Repeat the whole listing exactly as written.

**GIVEN INFORMATION:**
((

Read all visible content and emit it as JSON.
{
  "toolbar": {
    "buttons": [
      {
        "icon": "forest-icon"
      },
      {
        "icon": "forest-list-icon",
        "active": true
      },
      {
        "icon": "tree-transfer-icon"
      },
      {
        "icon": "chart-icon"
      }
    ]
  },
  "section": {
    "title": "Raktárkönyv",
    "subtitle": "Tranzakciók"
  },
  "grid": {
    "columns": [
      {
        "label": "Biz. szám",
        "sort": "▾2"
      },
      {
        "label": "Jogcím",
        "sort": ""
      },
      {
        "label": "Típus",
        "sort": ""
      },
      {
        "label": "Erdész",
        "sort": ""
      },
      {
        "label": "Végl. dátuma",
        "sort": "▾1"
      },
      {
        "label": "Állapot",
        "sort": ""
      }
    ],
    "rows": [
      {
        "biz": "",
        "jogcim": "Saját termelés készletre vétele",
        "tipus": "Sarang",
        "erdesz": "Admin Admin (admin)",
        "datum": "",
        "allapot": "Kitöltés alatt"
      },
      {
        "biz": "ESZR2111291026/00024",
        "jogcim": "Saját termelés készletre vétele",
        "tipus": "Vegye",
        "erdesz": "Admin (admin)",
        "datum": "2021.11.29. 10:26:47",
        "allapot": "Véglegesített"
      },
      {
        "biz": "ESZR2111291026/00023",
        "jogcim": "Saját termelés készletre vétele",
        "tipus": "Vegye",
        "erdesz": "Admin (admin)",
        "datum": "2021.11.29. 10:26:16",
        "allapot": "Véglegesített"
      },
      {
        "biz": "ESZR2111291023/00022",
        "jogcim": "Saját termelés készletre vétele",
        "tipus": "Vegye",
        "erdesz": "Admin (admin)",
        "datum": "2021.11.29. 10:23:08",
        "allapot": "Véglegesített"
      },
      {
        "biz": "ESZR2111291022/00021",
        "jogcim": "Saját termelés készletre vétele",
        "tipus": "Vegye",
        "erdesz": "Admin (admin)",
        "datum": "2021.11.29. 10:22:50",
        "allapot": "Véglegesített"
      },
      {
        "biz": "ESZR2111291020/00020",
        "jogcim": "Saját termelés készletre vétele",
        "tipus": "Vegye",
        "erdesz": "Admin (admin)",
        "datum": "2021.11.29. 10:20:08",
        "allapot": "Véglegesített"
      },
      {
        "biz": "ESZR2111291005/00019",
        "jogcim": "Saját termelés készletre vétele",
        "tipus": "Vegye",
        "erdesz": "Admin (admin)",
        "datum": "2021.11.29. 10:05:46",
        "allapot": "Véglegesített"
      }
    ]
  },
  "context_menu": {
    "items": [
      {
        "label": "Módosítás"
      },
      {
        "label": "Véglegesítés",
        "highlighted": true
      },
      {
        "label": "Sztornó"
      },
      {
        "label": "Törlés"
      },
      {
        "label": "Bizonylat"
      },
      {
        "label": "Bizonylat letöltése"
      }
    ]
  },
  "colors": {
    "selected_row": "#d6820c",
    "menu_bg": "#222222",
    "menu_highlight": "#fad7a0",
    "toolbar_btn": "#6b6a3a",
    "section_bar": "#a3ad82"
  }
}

))

**RESPONSE BELOW:**
Read all visible content and emit it as JSON.
{
  "toolbar": {
    "buttons": [
      {
        "icon": "forest-icon"
      },
      {
        "icon": "forest-list-icon",
        "active": true
      },
      {
        "icon": "tree-transfer-icon"
      },
      {
        "icon": "chart-icon"
      }
    ]
  },
  "section": {
    "title": "Raktárkönyv",
    "subtitle": "Tranzakciók"
  },
  "grid": {
    "columns": [
      {
        "label": "Biz. szám",
        "sort": "▾2"
      },
      {
        "label": "Jogcím",
        "sort": ""
      },
      {
        "label": "Típus",
        "sort": ""
      },
      {
        "label": "Erdész",
        "sort": ""
      },
      {
        "label": "Végl. dátuma",
        "sort": "▾1"
      },
      {
        "label": "Állapot",
        "sort": ""
      }
    ],
    "rows": [
      {
        "biz": "",
        "jogcim": "Saját termelés készletre vétele",
        "tipus": "Sarang",
        "erdesz": "Admin Admin (admin)",
        "datum": "",
        "allapot": "Kitöltés alatt"
      },
      {
        "biz": "ESZR2111291026/00024",
        "jogcim": "Saját termelés készletre vétele",
        "tipus": "Vegye",
        "erdesz": "Admin (admin)",
        "datum": "2021.11.29. 10:26:47",
        "allapot": "Véglegesített"
      },
      {
        "biz": "ESZR2111291026/00023",
        "jogcim": "Saját termelés készletre vétele",
        "tipus": "Vegye",
        "erdesz": "Admin (admin)",
        "datum": "2021.11.29. 10:26:16",
        "allapot": "Véglegesített"
      },
      {
        "biz": "ESZR2111291023/00022",
        "jogcim": "Saját termelés készletre vétele",
        "tipus": "Vegye",
        "erdesz": "Admin (admin)",
        "datum": "2021.11.29. 10:23:08",
        "allapot": "Véglegesített"
      },
      {
        "biz": "ESZR2111291022/00021",
        "jogcim": "Saját termelés készletre vétele",
        "tipus": "Vegye",
        "erdesz": "Admin (admin)",
        "datum": "2021.11.29. 10:22:50",
        "allapot": "Véglegesített"
      },
      {
        "biz": "ESZR2111291020/00020",
        "jogcim": "Saját termelés készletre vétele",
        "tipus": "Vegye",
        "erdesz": "Admin (admin)",
        "datum": "2021.11.29. 10:20:08",
        "allapot": "Véglegesített"
      },
      {
        "biz": "ESZR2111291005/00019",
        "jogcim": "Saját termelés készletre vétele",
        "tipus": "Vegye",
        "erdesz": "Admin (admin)",
        "datum": "2021.11.29. 10:05:46",
        "allapot": "Véglegesített"
      }
    ]
  },
  "context_menu": {
    "items": [
      {
        "label": "Módosítás"
      },
      {
        "label": "Véglegesítés",
        "highlighted": true
      },
      {
        "label": "Sztornó"
      },
      {
        "label": "Törlés"
      },
      {
        "label": "Bizonylat"
      },
      {
        "label": "Bizonylat letöltése"
      }
    ]
  },
  "colors": {
    "selected_row": "#d6820c",
    "menu_bg": "#222222",
    "menu_highlight": "#fad7a0",
    "toolbar_btn": "#6b6a3a",
    "section_bar": "#a3ad82"
  }
}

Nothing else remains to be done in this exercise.